Stated goal —
Without altering anything, repeat each of the records.

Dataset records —
** Begin **

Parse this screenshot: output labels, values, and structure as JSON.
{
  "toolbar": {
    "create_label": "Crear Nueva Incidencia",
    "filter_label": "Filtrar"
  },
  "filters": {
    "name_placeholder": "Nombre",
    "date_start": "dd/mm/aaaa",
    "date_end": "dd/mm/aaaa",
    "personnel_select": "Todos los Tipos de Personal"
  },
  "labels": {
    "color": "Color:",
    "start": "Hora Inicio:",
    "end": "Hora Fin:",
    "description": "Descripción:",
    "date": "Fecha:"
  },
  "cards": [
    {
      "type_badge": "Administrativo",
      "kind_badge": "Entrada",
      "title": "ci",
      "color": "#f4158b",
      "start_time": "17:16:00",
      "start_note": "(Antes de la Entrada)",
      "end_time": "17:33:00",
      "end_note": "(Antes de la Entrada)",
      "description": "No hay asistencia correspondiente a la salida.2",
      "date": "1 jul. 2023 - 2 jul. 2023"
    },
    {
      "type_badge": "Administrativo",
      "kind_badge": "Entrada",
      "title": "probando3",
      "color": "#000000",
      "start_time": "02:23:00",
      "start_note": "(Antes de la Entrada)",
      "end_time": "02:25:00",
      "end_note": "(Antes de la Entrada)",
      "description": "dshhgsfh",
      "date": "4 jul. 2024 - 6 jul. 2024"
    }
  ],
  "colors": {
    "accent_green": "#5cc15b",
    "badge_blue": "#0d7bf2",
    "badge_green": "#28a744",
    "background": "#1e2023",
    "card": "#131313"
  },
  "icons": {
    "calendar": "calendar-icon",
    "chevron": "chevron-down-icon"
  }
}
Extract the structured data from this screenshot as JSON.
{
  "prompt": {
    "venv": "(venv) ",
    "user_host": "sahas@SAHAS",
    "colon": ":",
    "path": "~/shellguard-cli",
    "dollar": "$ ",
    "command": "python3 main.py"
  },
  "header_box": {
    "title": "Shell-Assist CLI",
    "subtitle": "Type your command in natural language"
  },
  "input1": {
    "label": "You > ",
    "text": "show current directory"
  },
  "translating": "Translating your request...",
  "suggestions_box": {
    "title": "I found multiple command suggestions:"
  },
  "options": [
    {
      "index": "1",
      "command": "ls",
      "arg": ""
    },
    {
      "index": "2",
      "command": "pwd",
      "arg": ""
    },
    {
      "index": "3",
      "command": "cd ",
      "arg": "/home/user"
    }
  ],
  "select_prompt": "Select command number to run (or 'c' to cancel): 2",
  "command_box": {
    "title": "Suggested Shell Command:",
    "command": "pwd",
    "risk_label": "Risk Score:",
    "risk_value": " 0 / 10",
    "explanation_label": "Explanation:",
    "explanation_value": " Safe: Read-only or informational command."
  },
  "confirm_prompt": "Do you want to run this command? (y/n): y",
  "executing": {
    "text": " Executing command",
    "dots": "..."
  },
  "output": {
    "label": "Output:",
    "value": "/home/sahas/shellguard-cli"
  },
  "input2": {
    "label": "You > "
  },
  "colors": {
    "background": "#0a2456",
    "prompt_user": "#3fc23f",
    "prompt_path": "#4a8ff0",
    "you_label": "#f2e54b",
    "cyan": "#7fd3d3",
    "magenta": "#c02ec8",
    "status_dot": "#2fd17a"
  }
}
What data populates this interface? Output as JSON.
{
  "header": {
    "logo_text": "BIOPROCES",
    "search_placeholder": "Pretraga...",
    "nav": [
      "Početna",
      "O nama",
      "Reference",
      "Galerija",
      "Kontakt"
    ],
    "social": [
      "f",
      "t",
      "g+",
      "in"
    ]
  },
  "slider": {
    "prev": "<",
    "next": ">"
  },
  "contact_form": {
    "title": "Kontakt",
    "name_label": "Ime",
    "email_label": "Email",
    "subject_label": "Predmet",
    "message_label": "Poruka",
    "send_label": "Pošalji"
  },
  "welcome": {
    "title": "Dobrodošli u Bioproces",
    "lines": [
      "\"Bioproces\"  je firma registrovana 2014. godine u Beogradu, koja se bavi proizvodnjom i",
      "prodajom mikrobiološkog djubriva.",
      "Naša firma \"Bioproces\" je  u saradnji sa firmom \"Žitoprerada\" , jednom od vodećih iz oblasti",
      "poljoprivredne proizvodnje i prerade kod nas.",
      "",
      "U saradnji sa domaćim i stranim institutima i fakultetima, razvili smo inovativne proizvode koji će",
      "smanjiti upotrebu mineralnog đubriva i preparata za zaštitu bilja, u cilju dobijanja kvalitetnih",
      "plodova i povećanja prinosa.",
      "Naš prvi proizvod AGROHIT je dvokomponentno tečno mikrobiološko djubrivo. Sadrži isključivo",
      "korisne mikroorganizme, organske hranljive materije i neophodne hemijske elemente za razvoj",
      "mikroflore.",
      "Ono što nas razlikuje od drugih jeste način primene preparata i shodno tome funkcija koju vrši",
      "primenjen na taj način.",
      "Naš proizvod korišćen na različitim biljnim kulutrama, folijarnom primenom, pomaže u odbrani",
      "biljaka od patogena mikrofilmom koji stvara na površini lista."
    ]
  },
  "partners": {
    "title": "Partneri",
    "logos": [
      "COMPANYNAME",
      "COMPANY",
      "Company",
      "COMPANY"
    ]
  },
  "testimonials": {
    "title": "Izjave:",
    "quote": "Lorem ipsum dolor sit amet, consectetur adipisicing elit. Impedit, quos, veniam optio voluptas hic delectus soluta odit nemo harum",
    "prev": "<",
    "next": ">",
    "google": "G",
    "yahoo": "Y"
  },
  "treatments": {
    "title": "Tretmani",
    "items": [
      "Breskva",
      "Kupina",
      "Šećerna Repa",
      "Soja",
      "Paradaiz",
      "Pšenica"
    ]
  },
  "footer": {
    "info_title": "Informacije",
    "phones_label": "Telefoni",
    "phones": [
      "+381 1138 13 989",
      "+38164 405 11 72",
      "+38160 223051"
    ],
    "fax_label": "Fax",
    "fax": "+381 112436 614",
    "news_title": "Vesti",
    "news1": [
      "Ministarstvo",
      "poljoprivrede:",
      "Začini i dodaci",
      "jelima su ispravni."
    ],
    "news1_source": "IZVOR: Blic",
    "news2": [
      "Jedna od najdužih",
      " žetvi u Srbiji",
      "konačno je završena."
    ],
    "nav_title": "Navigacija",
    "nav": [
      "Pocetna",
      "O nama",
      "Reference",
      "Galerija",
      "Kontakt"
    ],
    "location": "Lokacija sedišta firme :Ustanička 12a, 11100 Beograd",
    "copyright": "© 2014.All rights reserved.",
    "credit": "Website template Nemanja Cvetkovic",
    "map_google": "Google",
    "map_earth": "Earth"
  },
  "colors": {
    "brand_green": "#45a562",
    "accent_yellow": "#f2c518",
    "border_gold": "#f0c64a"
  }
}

** End **

Answer to this problem —
Parse this screenshot: output labels, values, and structure as JSON.
{
  "toolbar": {
    "create_label": "Crear Nueva Incidencia",
    "filter_label": "Filtrar"
  },
  "filters": {
    "name_placeholder": "Nombre",
    "date_start": "dd/mm/aaaa",
    "date_end": "dd/mm/aaaa",
    "personnel_select": "Todos los Tipos de Personal"
  },
  "labels": {
    "color": "Color:",
    "start": "Hora Inicio:",
    "end": "Hora Fin:",
    "description": "Descripción:",
    "date": "Fecha:"
  },
  "cards": [
    {
      "type_badge": "Administrativo",
      "kind_badge": "Entrada",
      "title": "ci",
      "color": "#f4158b",
      "start_time": "17:16:00",
      "start_note": "(Antes de la Entrada)",
      "end_time": "17:33:00",
      "end_note": "(Antes de la Entrada)",
      "description": "No hay asistencia correspondiente a la salida.2",
      "date": "1 jul. 2023 - 2 jul. 2023"
    },
    {
      "type_badge": "Administrativo",
      "kind_badge": "Entrada",
      "title": "probando3",
      "color": "#000000",
      "start_time": "02:23:00",
      "start_note": "(Antes de la Entrada)",
      "end_time": "02:25:00",
      "end_note": "(Antes de la Entrada)",
      "description": "dshhgsfh",
      "date": "4 jul. 2024 - 6 jul. 2024"
    }
  ],
  "colors": {
    "accent_green": "#5cc15b",
    "badge_blue": "#0d7bf2",
    "badge_green": "#28a744",
    "background": "#1e2023",
    "card": "#131313"
  },
  "icons": {
    "calendar": "calendar-icon",
    "chevron": "chevron-down-icon"
  }
}
Extract the structured data from this screenshot as JSON.
{
  "prompt": {
    "venv": "(venv) ",
    "user_host": "sahas@SAHAS",
    "colon": ":",
    "path": "~/shellguard-cli",
    "dollar": "$ ",
    "command": "python3 main.py"
  },
  "header_box": {
    "title": "Shell-Assist CLI",
    "subtitle": "Type your command in natural language"
  },
  "input1": {
    "label": "You > ",
    "text": "show current directory"
  },
  "translating": "Translating your request...",
  "suggestions_box": {
    "title": "I found multiple command suggestions:"
  },
  "options": [
    {
      "index": "1",
      "command": "ls",
      "arg": ""
    },
    {
      "index": "2",
      "command": "pwd",
      "arg": ""
    },
    {
      "index": "3",
      "command": "cd ",
      "arg": "/home/user"
    }
  ],
  "select_prompt": "Select command number to run (or 'c' to cancel): 2",
  "command_box": {
    "title": "Suggested Shell Command:",
    "command": "pwd",
    "risk_label": "Risk Score:",
    "risk_value": " 0 / 10",
    "explanation_label": "Explanation:",
    "explanation_value": " Safe: Read-only or informational command."
  },
  "confirm_prompt": "Do you want to run this command? (y/n): y",
  "executing": {
    "text": " Executing command",
    "dots": "..."
  },
  "output": {
    "label": "Output:",
    "value": "/home/sahas/shellguard-cli"
  },
  "input2": {
    "label": "You > "
  },
  "colors": {
    "background": "#0a2456",
    "prompt_user": "#3fc23f",
    "prompt_path": "#4a8ff0",
    "you_label": "#f2e54b",
    "cyan": "#7fd3d3",
    "magenta": "#c02ec8",
    "status_dot": "#2fd17a"
  }
}
What data populates this interface? Output as JSON.
{
  "header": {
    "logo_text": "BIOPROCES",
    "search_placeholder": "Pretraga...",
    "nav": [
      "Početna",
      "O nama",
      "Reference",
      "Galerija",
      "Kontakt"
    ],
    "social": [
      "f",
      "t",
      "g+",
      "in"
    ]
  },
  "slider": {
    "prev": "<",
    "next": ">"
  },
  "contact_form": {
    "title": "Kontakt",
    "name_label": "Ime",
    "email_label": "Email",
    "subject_label": "Predmet",
    "message_label": "Poruka",
    "send_label": "Pošalji"
  },
  "welcome": {
    "title": "Dobrodošli u Bioproces",
    "lines": [
      "\"Bioproces\"  je firma registrovana 2014. godine u Beogradu, koja se bavi proizvodnjom i",
      "prodajom mikrobiološkog djubriva.",
      "Naša firma \"Bioproces\" je  u saradnji sa firmom \"Žitoprerada\" , jednom od vodećih iz oblasti",
      "poljoprivredne proizvodnje i prerade kod nas.",
      "",
      "U saradnji sa domaćim i stranim institutima i fakultetima, razvili smo inovativne proizvode koji će",
      "smanjiti upotrebu mineralnog đubriva i preparata za zaštitu bilja, u cilju dobijanja kvalitetnih",
      "plodova i povećanja prinosa.",
      "Naš prvi proizvod AGROHIT je dvokomponentno tečno mikrobiološko djubrivo. Sadrži isključivo",
      "korisne mikroorganizme, organske hranljive materije i neophodne hemijske elemente za razvoj",
      "mikroflore.",
      "Ono što nas razlikuje od drugih jeste način primene preparata i shodno tome funkcija koju vrši",
      "primenjen na taj način.",
      "Naš proizvod korišćen na različitim biljnim kulutrama, folijarnom primenom, pomaže u odbrani",
      "biljaka od patogena mikrofilmom koji stvara na površini lista."
    ]
  },
  "partners": {
    "title": "Partneri",
    "logos": [
      "COMPANYNAME",
      "COMPANY",
      "Company",
      "COMPANY"
    ]
  },
  "testimonials": {
    "title": "Izjave:",
    "quote": "Lorem ipsum dolor sit amet, consectetur adipisicing elit. Impedit, quos, veniam optio voluptas hic delectus soluta odit nemo harum",
    "prev": "<",
    "next": ">",
    "google": "G",
    "yahoo": "Y"
  },
  "treatments": {
    "title": "Tretmani",
    "items": [
      "Breskva",
      "Kupina",
      "Šećerna Repa",
      "Soja",
      "Paradaiz",
      "Pšenica"
    ]
  },
  "footer": {
    "info_title": "Informacije",
    "phones_label": "Telefoni",
    "phones": [
      "+381 1138 13 989",
      "+38164 405 11 72",
      "+38160 223051"
    ],
    "fax_label": "Fax",
    "fax": "+381 112436 614",
    "news_title": "Vesti",
    "news1": [
      "Ministarstvo",
      "poljoprivrede:",
      "Začini i dodaci",
      "jelima su ispravni."
    ],
    "news1_source": "IZVOR: Blic",
    "news2": [
      "Jedna od najdužih",
      " žetvi u Srbiji",
      "konačno je završena."
    ],
    "nav_title": "Navigacija",
    "nav": [
      "Pocetna",
      "O nama",
      "Reference",
      "Galerija",
      "Kontakt"
    ],
    "location": "Lokacija sedišta firme :Ustanička 12a, 11100 Beograd",
    "copyright": "© 2014.All rights reserved.",
    "credit": "Website template Nemanja Cvetkovic",
    "map_google": "Google",
    "map_earth": "Earth"
  },
  "colors": {
    "brand_green": "#45a562",
    "accent_yellow": "#f2c518",
    "border_gold": "#f0c64a"
  }
}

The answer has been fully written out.